Transcribe the lines below verbatim, skipping the images.

----- ENTRIES SUPPLIED -----

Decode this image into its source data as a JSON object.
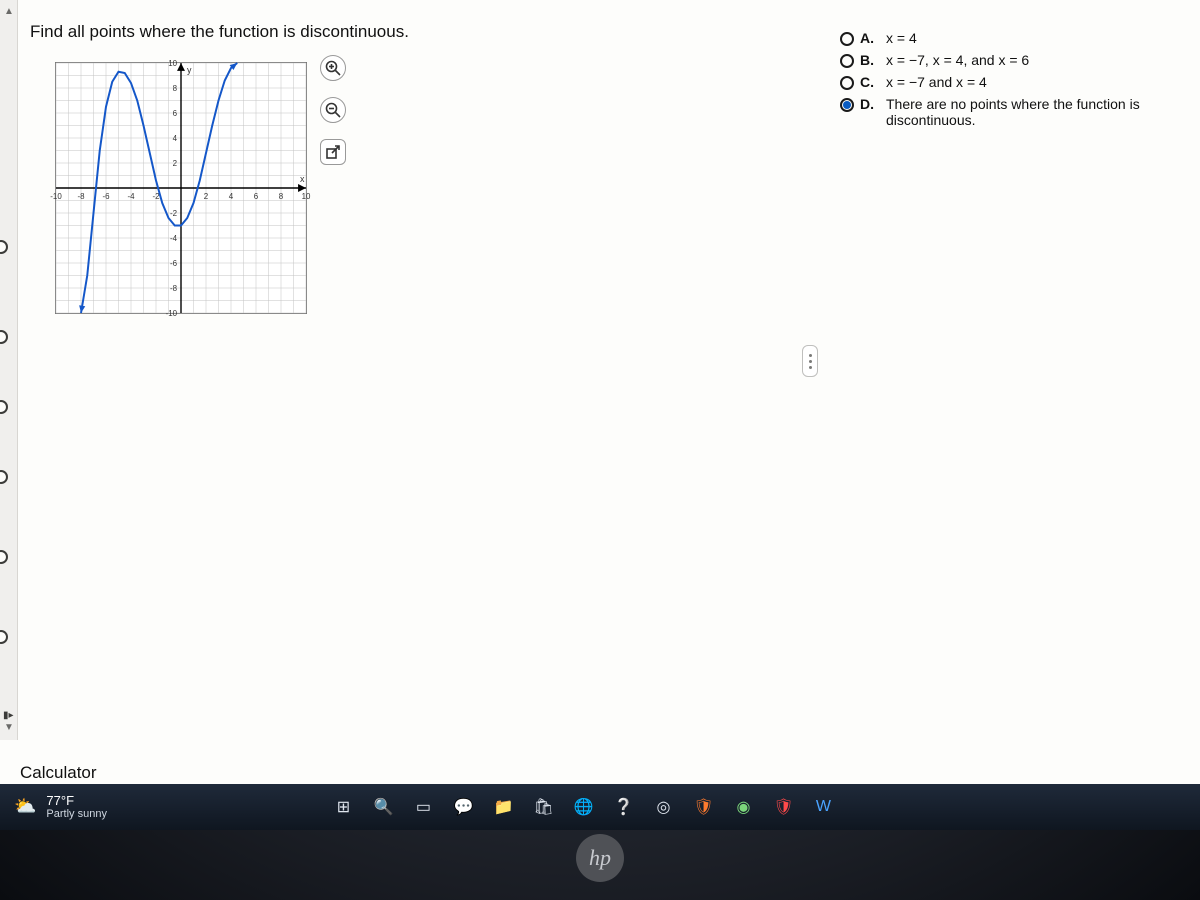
{
  "question": "Find all points where the function is discontinuous.",
  "choices": [
    {
      "letter": "A.",
      "text": "x = 4",
      "selected": false
    },
    {
      "letter": "B.",
      "text": "x = −7, x = 4, and x = 6",
      "selected": false
    },
    {
      "letter": "C.",
      "text": "x = −7 and x = 4",
      "selected": false
    },
    {
      "letter": "D.",
      "text": "There are no points where the function is discontinuous.",
      "selected": true
    }
  ],
  "graph": {
    "xmin": -10,
    "xmax": 10,
    "ymin": -10,
    "ymax": 10,
    "x_ticks": [
      -10,
      -8,
      -6,
      -4,
      -2,
      2,
      4,
      6,
      8,
      10
    ],
    "y_ticks": [
      -10,
      -8,
      -6,
      -4,
      -2,
      2,
      4,
      6,
      8,
      10
    ],
    "x_label": "x",
    "y_label": "y",
    "grid_color": "#c2c2c2",
    "axis_color": "#000000",
    "curve_color": "#1457c9",
    "curve_width": 2,
    "arrow_color": "#1457c9",
    "curve_points": [
      [
        -8,
        -10
      ],
      [
        -7.5,
        -7
      ],
      [
        -7,
        -2
      ],
      [
        -6.5,
        3
      ],
      [
        -6,
        6.5
      ],
      [
        -5.5,
        8.5
      ],
      [
        -5,
        9.3
      ],
      [
        -4.5,
        9.2
      ],
      [
        -4,
        8.4
      ],
      [
        -3.5,
        7.0
      ],
      [
        -3,
        5.0
      ],
      [
        -2.5,
        2.8
      ],
      [
        -2,
        0.6
      ],
      [
        -1.5,
        -1.2
      ],
      [
        -1,
        -2.4
      ],
      [
        -0.5,
        -3.0
      ],
      [
        0,
        -3.0
      ],
      [
        0.5,
        -2.4
      ],
      [
        1,
        -1.2
      ],
      [
        1.5,
        0.6
      ],
      [
        2,
        2.8
      ],
      [
        2.5,
        5.0
      ],
      [
        3,
        7.0
      ],
      [
        3.5,
        8.6
      ],
      [
        4,
        9.6
      ],
      [
        4.5,
        10
      ]
    ]
  },
  "zoom_buttons": {
    "in": "+",
    "out": "−",
    "popout": "↗"
  },
  "left_nav": {
    "bubble_tops": [
      240,
      330,
      400,
      470,
      550,
      630
    ],
    "expand_label": "▮▸"
  },
  "calculator_label": "Calculator",
  "taskbar": {
    "weather_icon": "⛅",
    "temp": "77°F",
    "condition": "Partly sunny",
    "items": [
      {
        "name": "start",
        "glyph": "⊞",
        "color": ""
      },
      {
        "name": "search",
        "glyph": "🔍",
        "color": ""
      },
      {
        "name": "task-view",
        "glyph": "▭",
        "color": ""
      },
      {
        "name": "chat",
        "glyph": "💬",
        "color": "col-blue"
      },
      {
        "name": "explorer",
        "glyph": "📁",
        "color": "col-yel"
      },
      {
        "name": "store",
        "glyph": "🛍",
        "color": ""
      },
      {
        "name": "edge",
        "glyph": "🌐",
        "color": "col-blue"
      },
      {
        "name": "help",
        "glyph": "❔",
        "color": "col-blue"
      },
      {
        "name": "hp",
        "glyph": "◎",
        "color": ""
      },
      {
        "name": "brave",
        "glyph": "🛡",
        "color": "col-orn"
      },
      {
        "name": "chrome",
        "glyph": "◉",
        "color": "col-grn"
      },
      {
        "name": "brave2",
        "glyph": "🛡",
        "color": "col-red"
      },
      {
        "name": "word",
        "glyph": "W",
        "color": "col-blue"
      }
    ]
  },
  "hp_label": "hp"
}
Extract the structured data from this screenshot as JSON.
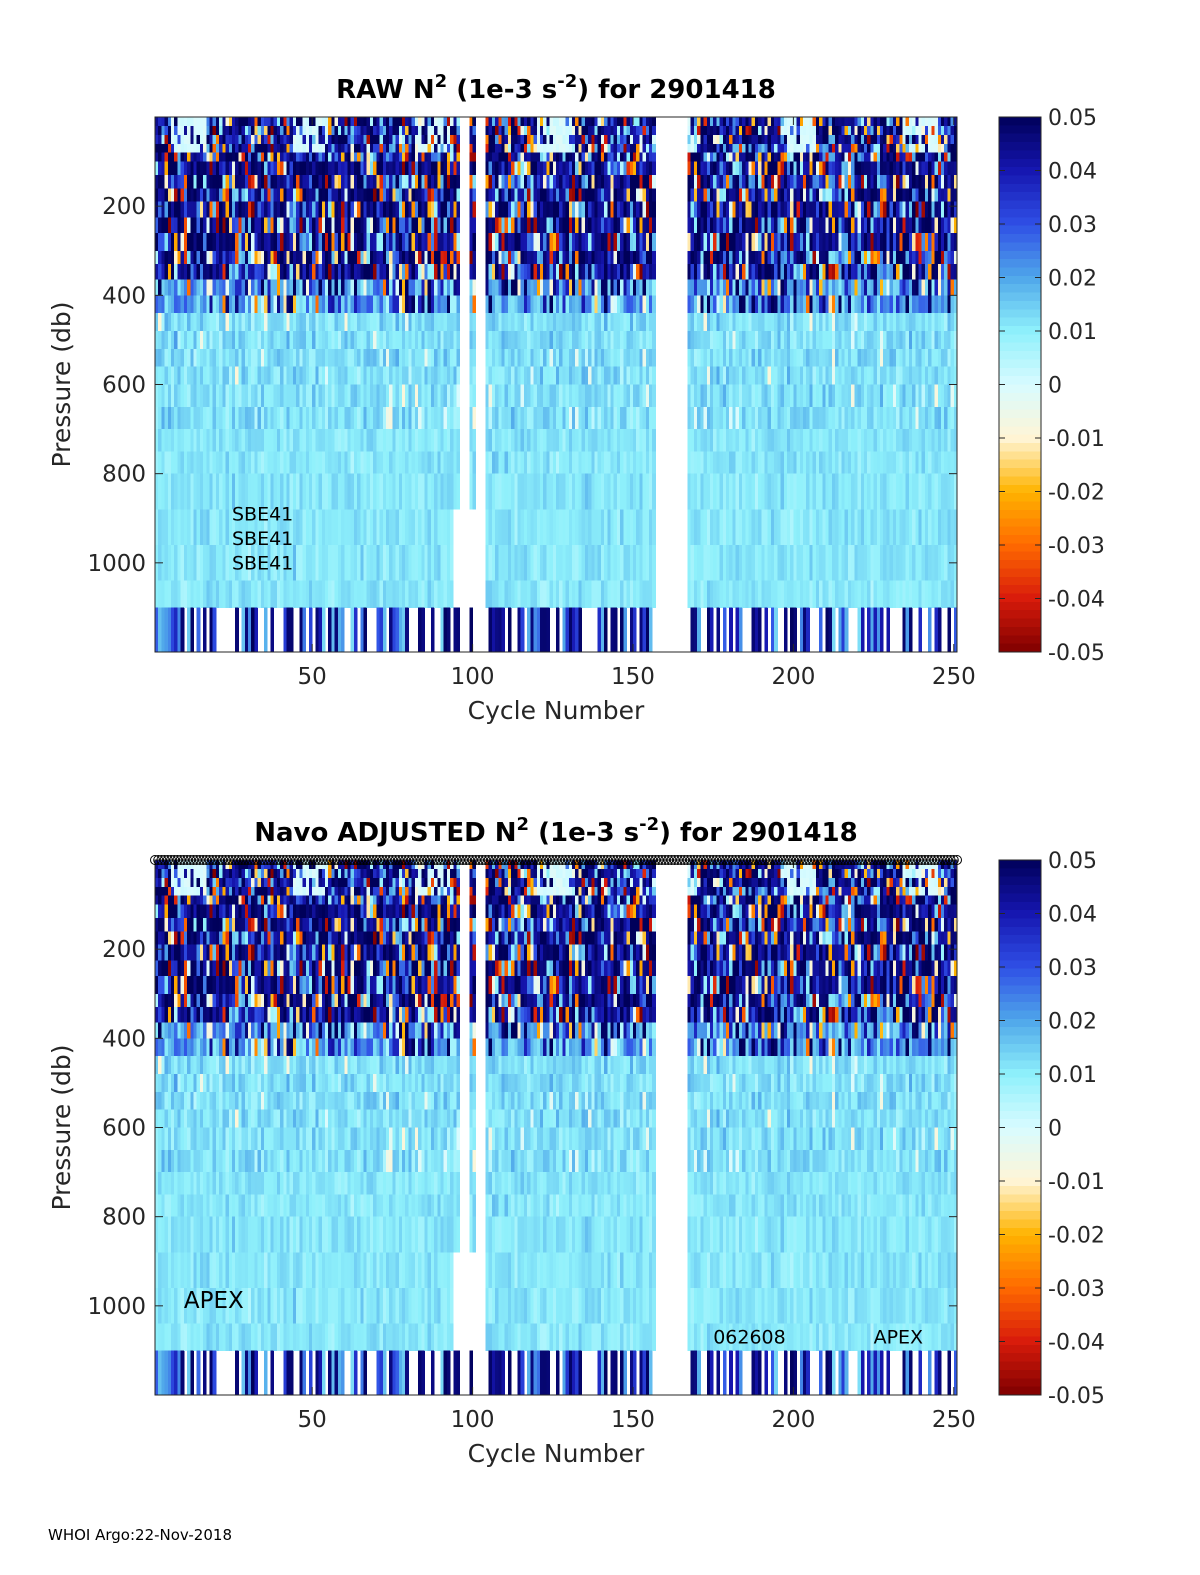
{
  "footer": "WHOI Argo:22-Nov-2018",
  "colormap": {
    "stops": [
      "#7f0000",
      "#d81b0b",
      "#ff6a00",
      "#ffb400",
      "#fff5d6",
      "#d8fbff",
      "#8ef0fb",
      "#4fa7ea",
      "#2f4fe6",
      "#1616b0",
      "#00005a"
    ],
    "nan_color": "#ffffff"
  },
  "chart_data": [
    {
      "type": "heatmap",
      "title_parts": [
        "RAW N",
        "2",
        " (1e-3 s",
        "-2",
        ") for 2901418"
      ],
      "xlabel": "Cycle Number",
      "ylabel": "Pressure (db)",
      "xlim": [
        1,
        251
      ],
      "ylim": [
        0,
        1200
      ],
      "y_reversed": true,
      "xticks": [
        50,
        100,
        150,
        200,
        250
      ],
      "yticks": [
        200,
        400,
        600,
        800,
        1000
      ],
      "colorbar": {
        "clim": [
          -0.05,
          0.05
        ],
        "ticks": [
          0.05,
          0.04,
          0.03,
          0.02,
          0.01,
          0,
          -0.01,
          -0.02,
          -0.03,
          -0.04,
          -0.05
        ],
        "tick_labels": [
          "0.05",
          "0.04",
          "0.03",
          "0.02",
          "0.01",
          "0",
          "-0.01",
          "-0.02",
          "-0.03",
          "-0.04",
          "-0.05"
        ]
      },
      "missing_cycles": [
        [
          96,
          98
        ],
        [
          101,
          103
        ],
        [
          157,
          166
        ]
      ],
      "annotations": [
        {
          "text": "SBE41",
          "x": 25,
          "y": 905
        },
        {
          "text": "SBE41",
          "x": 25,
          "y": 960
        },
        {
          "text": "SBE41",
          "x": 25,
          "y": 1015
        }
      ],
      "top_markers": false,
      "seed": 11
    },
    {
      "type": "heatmap",
      "title_parts": [
        "Navo  ADJUSTED N",
        "2",
        " (1e-3 s",
        "-2",
        ") for 2901418"
      ],
      "xlabel": "Cycle Number",
      "ylabel": "Pressure (db)",
      "xlim": [
        1,
        251
      ],
      "ylim": [
        0,
        1200
      ],
      "y_reversed": true,
      "xticks": [
        50,
        100,
        150,
        200,
        250
      ],
      "yticks": [
        200,
        400,
        600,
        800,
        1000
      ],
      "colorbar": {
        "clim": [
          -0.05,
          0.05
        ],
        "ticks": [
          0.05,
          0.04,
          0.03,
          0.02,
          0.01,
          0,
          -0.01,
          -0.02,
          -0.03,
          -0.04,
          -0.05
        ],
        "tick_labels": [
          "0.05",
          "0.04",
          "0.03",
          "0.02",
          "0.01",
          "0",
          "-0.01",
          "-0.02",
          "-0.03",
          "-0.04",
          "-0.05"
        ]
      },
      "missing_cycles": [
        [
          96,
          98
        ],
        [
          101,
          103
        ],
        [
          157,
          166
        ]
      ],
      "annotations": [
        {
          "text": "APEX",
          "x": 10,
          "y": 1005,
          "size": "large"
        },
        {
          "text": "062608",
          "x": 175,
          "y": 1085
        },
        {
          "text": "APEX",
          "x": 225,
          "y": 1085
        }
      ],
      "top_markers": true,
      "seed": 11
    }
  ]
}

-----

THE RESULT:
Decode this image into its source data as a JSON object.
{
  "question": "Find all points where the function is discontinuous.",
  "choices": [
    {
      "letter": "A.",
      "text": "x = 4",
      "selected": false
    },
    {
      "letter": "B.",
      "text": "x = −7, x = 4, and x = 6",
      "selected": false
    },
    {
      "letter": "C.",
      "text": "x = −7 and x = 4",
      "selected": false
    },
    {
      "letter": "D.",
      "text": "There are no points where the function is discontinuous.",
      "selected": true
    }
  ],
  "graph": {
    "xmin": -10,
    "xmax": 10,
    "ymin": -10,
    "ymax": 10,
    "x_ticks": [
      -10,
      -8,
      -6,
      -4,
      -2,
      2,
      4,
      6,
      8,
      10
    ],
    "y_ticks": [
      -10,
      -8,
      -6,
      -4,
      -2,
      2,
      4,
      6,
      8,
      10
    ],
    "x_label": "x",
    "y_label": "y",
    "grid_color": "#c2c2c2",
    "axis_color": "#000000",
    "curve_color": "#1457c9",
    "curve_width": 2,
    "arrow_color": "#1457c9",
    "curve_points": [
      [
        -8,
        -10
      ],
      [
        -7.5,
        -7
      ],
      [
        -7,
        -2
      ],
      [
        -6.5,
        3
      ],
      [
        -6,
        6.5
      ],
      [
        -5.5,
        8.5
      ],
      [
        -5,
        9.3
      ],
      [
        -4.5,
        9.2
      ],
      [
        -4,
        8.4
      ],
      [
        -3.5,
        7.0
      ],
      [
        -3,
        5.0
      ],
      [
        -2.5,
        2.8
      ],
      [
        -2,
        0.6
      ],
      [
        -1.5,
        -1.2
      ],
      [
        -1,
        -2.4
      ],
      [
        -0.5,
        -3.0
      ],
      [
        0,
        -3.0
      ],
      [
        0.5,
        -2.4
      ],
      [
        1,
        -1.2
      ],
      [
        1.5,
        0.6
      ],
      [
        2,
        2.8
      ],
      [
        2.5,
        5.0
      ],
      [
        3,
        7.0
      ],
      [
        3.5,
        8.6
      ],
      [
        4,
        9.6
      ],
      [
        4.5,
        10
      ]
    ]
  },
  "zoom_buttons": {
    "in": "+",
    "out": "−",
    "popout": "↗"
  },
  "left_nav": {
    "bubble_tops": [
      240,
      330,
      400,
      470,
      550,
      630
    ],
    "expand_label": "▮▸"
  },
  "calculator_label": "Calculator",
  "taskbar": {
    "weather_icon": "⛅",
    "temp": "77°F",
    "condition": "Partly sunny",
    "items": [
      {
        "name": "start",
        "glyph": "⊞",
        "color": ""
      },
      {
        "name": "search",
        "glyph": "🔍",
        "color": ""
      },
      {
        "name": "task-view",
        "glyph": "▭",
        "color": ""
      },
      {
        "name": "chat",
        "glyph": "💬",
        "color": "col-blue"
      },
      {
        "name": "explorer",
        "glyph": "📁",
        "color": "col-yel"
      },
      {
        "name": "store",
        "glyph": "🛍",
        "color": ""
      },
      {
        "name": "edge",
        "glyph": "🌐",
        "color": "col-blue"
      },
      {
        "name": "help",
        "glyph": "❔",
        "color": "col-blue"
      },
      {
        "name": "hp",
        "glyph": "◎",
        "color": ""
      },
      {
        "name": "brave",
        "glyph": "🛡",
        "color": "col-orn"
      },
      {
        "name": "chrome",
        "glyph": "◉",
        "color": "col-grn"
      },
      {
        "name": "brave2",
        "glyph": "🛡",
        "color": "col-red"
      },
      {
        "name": "word",
        "glyph": "W",
        "color": "col-blue"
      }
    ]
  },
  "hp_label": "hp"
}
Extract the structured data from this screenshot as JSON.
{
  "footer": "WHOI Argo:22-Nov-2018",
  "colormap": {
    "stops": [
      "#7f0000",
      "#d81b0b",
      "#ff6a00",
      "#ffb400",
      "#fff5d6",
      "#d8fbff",
      "#8ef0fb",
      "#4fa7ea",
      "#2f4fe6",
      "#1616b0",
      "#00005a"
    ],
    "nan_color": "#ffffff"
  },
  "chart_data": [
    {
      "type": "heatmap",
      "title_parts": [
        "RAW N",
        "2",
        " (1e-3 s",
        "-2",
        ") for 2901418"
      ],
      "xlabel": "Cycle Number",
      "ylabel": "Pressure (db)",
      "xlim": [
        1,
        251
      ],
      "ylim": [
        0,
        1200
      ],
      "y_reversed": true,
      "xticks": [
        50,
        100,
        150,
        200,
        250
      ],
      "yticks": [
        200,
        400,
        600,
        800,
        1000
      ],
      "colorbar": {
        "clim": [
          -0.05,
          0.05
        ],
        "ticks": [
          0.05,
          0.04,
          0.03,
          0.02,
          0.01,
          0,
          -0.01,
          -0.02,
          -0.03,
          -0.04,
          -0.05
        ],
        "tick_labels": [
          "0.05",
          "0.04",
          "0.03",
          "0.02",
          "0.01",
          "0",
          "-0.01",
          "-0.02",
          "-0.03",
          "-0.04",
          "-0.05"
        ]
      },
      "missing_cycles": [
        [
          96,
          98
        ],
        [
          101,
          103
        ],
        [
          157,
          166
        ]
      ],
      "annotations": [
        {
          "text": "SBE41",
          "x": 25,
          "y": 905
        },
        {
          "text": "SBE41",
          "x": 25,
          "y": 960
        },
        {
          "text": "SBE41",
          "x": 25,
          "y": 1015
        }
      ],
      "top_markers": false,
      "seed": 11
    },
    {
      "type": "heatmap",
      "title_parts": [
        "Navo  ADJUSTED N",
        "2",
        " (1e-3 s",
        "-2",
        ") for 2901418"
      ],
      "xlabel": "Cycle Number",
      "ylabel": "Pressure (db)",
      "xlim": [
        1,
        251
      ],
      "ylim": [
        0,
        1200
      ],
      "y_reversed": true,
      "xticks": [
        50,
        100,
        150,
        200,
        250
      ],
      "yticks": [
        200,
        400,
        600,
        800,
        1000
      ],
      "colorbar": {
        "clim": [
          -0.05,
          0.05
        ],
        "ticks": [
          0.05,
          0.04,
          0.03,
          0.02,
          0.01,
          0,
          -0.01,
          -0.02,
          -0.03,
          -0.04,
          -0.05
        ],
        "tick_labels": [
          "0.05",
          "0.04",
          "0.03",
          "0.02",
          "0.01",
          "0",
          "-0.01",
          "-0.02",
          "-0.03",
          "-0.04",
          "-0.05"
        ]
      },
      "missing_cycles": [
        [
          96,
          98
        ],
        [
          101,
          103
        ],
        [
          157,
          166
        ]
      ],
      "annotations": [
        {
          "text": "APEX",
          "x": 10,
          "y": 1005,
          "size": "large"
        },
        {
          "text": "062608",
          "x": 175,
          "y": 1085
        },
        {
          "text": "APEX",
          "x": 225,
          "y": 1085
        }
      ],
      "top_markers": true,
      "seed": 11
    }
  ]
}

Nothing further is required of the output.